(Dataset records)

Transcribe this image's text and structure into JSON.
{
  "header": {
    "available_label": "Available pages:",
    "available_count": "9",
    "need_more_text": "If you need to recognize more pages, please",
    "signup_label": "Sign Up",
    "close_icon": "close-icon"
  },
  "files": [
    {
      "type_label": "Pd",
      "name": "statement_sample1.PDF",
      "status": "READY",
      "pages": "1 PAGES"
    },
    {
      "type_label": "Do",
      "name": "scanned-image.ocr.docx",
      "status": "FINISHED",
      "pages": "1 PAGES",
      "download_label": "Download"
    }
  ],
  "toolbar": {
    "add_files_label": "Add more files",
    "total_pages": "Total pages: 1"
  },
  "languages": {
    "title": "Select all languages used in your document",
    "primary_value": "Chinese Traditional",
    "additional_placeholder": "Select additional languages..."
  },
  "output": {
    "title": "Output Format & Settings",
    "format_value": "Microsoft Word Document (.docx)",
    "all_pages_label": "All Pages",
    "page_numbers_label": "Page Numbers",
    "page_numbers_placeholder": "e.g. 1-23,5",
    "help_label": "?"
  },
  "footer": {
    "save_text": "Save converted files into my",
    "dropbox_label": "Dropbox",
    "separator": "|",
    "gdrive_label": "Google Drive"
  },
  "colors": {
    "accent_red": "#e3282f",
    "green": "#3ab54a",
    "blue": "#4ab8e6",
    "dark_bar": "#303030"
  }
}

▸ WHAT TO PRODUCE:
Each record should come back exactly as written.

▸ EXERCISE ANSWER:
Transcribe this image's text and structure into JSON.
{
  "header": {
    "available_label": "Available pages:",
    "available_count": "9",
    "need_more_text": "If you need to recognize more pages, please",
    "signup_label": "Sign Up",
    "close_icon": "close-icon"
  },
  "files": [
    {
      "type_label": "Pd",
      "name": "statement_sample1.PDF",
      "status": "READY",
      "pages": "1 PAGES"
    },
    {
      "type_label": "Do",
      "name": "scanned-image.ocr.docx",
      "status": "FINISHED",
      "pages": "1 PAGES",
      "download_label": "Download"
    }
  ],
  "toolbar": {
    "add_files_label": "Add more files",
    "total_pages": "Total pages: 1"
  },
  "languages": {
    "title": "Select all languages used in your document",
    "primary_value": "Chinese Traditional",
    "additional_placeholder": "Select additional languages..."
  },
  "output": {
    "title": "Output Format & Settings",
    "format_value": "Microsoft Word Document (.docx)",
    "all_pages_label": "All Pages",
    "page_numbers_label": "Page Numbers",
    "page_numbers_placeholder": "e.g. 1-23,5",
    "help_label": "?"
  },
  "footer": {
    "save_text": "Save converted files into my",
    "dropbox_label": "Dropbox",
    "separator": "|",
    "gdrive_label": "Google Drive"
  },
  "colors": {
    "accent_red": "#e3282f",
    "green": "#3ab54a",
    "blue": "#4ab8e6",
    "dark_bar": "#303030"
  }
}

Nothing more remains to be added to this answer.